Some records
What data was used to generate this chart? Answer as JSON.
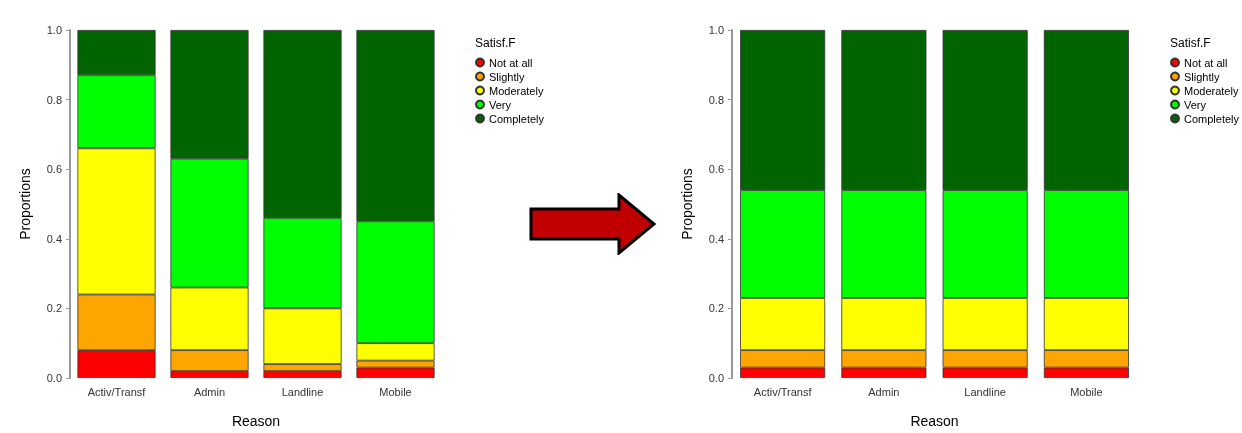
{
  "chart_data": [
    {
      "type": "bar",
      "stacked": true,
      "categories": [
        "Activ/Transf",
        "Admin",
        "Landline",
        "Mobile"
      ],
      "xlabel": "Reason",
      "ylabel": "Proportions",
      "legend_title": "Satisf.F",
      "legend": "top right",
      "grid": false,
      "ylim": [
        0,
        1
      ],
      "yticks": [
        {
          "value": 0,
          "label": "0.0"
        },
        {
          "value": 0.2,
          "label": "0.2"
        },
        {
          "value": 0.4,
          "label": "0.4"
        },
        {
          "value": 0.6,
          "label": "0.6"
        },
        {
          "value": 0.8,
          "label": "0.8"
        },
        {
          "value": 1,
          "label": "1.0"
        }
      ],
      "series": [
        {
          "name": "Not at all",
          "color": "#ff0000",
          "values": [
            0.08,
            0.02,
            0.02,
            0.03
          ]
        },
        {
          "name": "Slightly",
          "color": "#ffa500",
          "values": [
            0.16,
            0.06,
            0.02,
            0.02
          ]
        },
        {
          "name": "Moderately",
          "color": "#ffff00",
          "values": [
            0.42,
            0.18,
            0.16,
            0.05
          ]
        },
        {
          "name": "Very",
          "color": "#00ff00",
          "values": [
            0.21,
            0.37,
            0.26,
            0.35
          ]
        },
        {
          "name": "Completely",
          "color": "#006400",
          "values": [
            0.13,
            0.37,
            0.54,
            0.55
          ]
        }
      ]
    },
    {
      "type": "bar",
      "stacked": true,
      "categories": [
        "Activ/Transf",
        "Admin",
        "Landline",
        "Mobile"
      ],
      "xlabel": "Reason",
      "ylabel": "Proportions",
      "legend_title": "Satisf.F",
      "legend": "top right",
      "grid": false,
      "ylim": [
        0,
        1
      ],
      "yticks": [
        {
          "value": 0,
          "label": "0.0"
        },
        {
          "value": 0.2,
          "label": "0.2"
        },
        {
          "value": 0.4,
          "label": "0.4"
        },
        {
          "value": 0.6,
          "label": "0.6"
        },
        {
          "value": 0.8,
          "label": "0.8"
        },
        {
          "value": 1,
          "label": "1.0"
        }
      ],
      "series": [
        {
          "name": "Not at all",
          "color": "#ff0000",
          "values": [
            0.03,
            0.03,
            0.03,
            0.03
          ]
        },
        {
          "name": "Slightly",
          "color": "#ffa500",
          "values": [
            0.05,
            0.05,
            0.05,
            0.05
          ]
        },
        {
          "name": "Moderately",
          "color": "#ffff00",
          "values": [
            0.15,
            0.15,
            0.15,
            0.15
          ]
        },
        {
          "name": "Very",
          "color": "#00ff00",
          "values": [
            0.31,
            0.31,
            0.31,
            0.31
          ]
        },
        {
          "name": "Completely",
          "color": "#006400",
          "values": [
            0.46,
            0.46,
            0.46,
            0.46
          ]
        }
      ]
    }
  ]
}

**Stated goal:** Quote the material word for word, dropping any images it holds.

**Finished answer:**
What data was used to generate this chart? Answer as JSON.
{
  "chart_data": [
    {
      "type": "bar",
      "stacked": true,
      "categories": [
        "Activ/Transf",
        "Admin",
        "Landline",
        "Mobile"
      ],
      "xlabel": "Reason",
      "ylabel": "Proportions",
      "legend_title": "Satisf.F",
      "legend": "top right",
      "grid": false,
      "ylim": [
        0,
        1
      ],
      "yticks": [
        {
          "value": 0,
          "label": "0.0"
        },
        {
          "value": 0.2,
          "label": "0.2"
        },
        {
          "value": 0.4,
          "label": "0.4"
        },
        {
          "value": 0.6,
          "label": "0.6"
        },
        {
          "value": 0.8,
          "label": "0.8"
        },
        {
          "value": 1,
          "label": "1.0"
        }
      ],
      "series": [
        {
          "name": "Not at all",
          "color": "#ff0000",
          "values": [
            0.08,
            0.02,
            0.02,
            0.03
          ]
        },
        {
          "name": "Slightly",
          "color": "#ffa500",
          "values": [
            0.16,
            0.06,
            0.02,
            0.02
          ]
        },
        {
          "name": "Moderately",
          "color": "#ffff00",
          "values": [
            0.42,
            0.18,
            0.16,
            0.05
          ]
        },
        {
          "name": "Very",
          "color": "#00ff00",
          "values": [
            0.21,
            0.37,
            0.26,
            0.35
          ]
        },
        {
          "name": "Completely",
          "color": "#006400",
          "values": [
            0.13,
            0.37,
            0.54,
            0.55
          ]
        }
      ]
    },
    {
      "type": "bar",
      "stacked": true,
      "categories": [
        "Activ/Transf",
        "Admin",
        "Landline",
        "Mobile"
      ],
      "xlabel": "Reason",
      "ylabel": "Proportions",
      "legend_title": "Satisf.F",
      "legend": "top right",
      "grid": false,
      "ylim": [
        0,
        1
      ],
      "yticks": [
        {
          "value": 0,
          "label": "0.0"
        },
        {
          "value": 0.2,
          "label": "0.2"
        },
        {
          "value": 0.4,
          "label": "0.4"
        },
        {
          "value": 0.6,
          "label": "0.6"
        },
        {
          "value": 0.8,
          "label": "0.8"
        },
        {
          "value": 1,
          "label": "1.0"
        }
      ],
      "series": [
        {
          "name": "Not at all",
          "color": "#ff0000",
          "values": [
            0.03,
            0.03,
            0.03,
            0.03
          ]
        },
        {
          "name": "Slightly",
          "color": "#ffa500",
          "values": [
            0.05,
            0.05,
            0.05,
            0.05
          ]
        },
        {
          "name": "Moderately",
          "color": "#ffff00",
          "values": [
            0.15,
            0.15,
            0.15,
            0.15
          ]
        },
        {
          "name": "Very",
          "color": "#00ff00",
          "values": [
            0.31,
            0.31,
            0.31,
            0.31
          ]
        },
        {
          "name": "Completely",
          "color": "#006400",
          "values": [
            0.46,
            0.46,
            0.46,
            0.46
          ]
        }
      ]
    }
  ]
}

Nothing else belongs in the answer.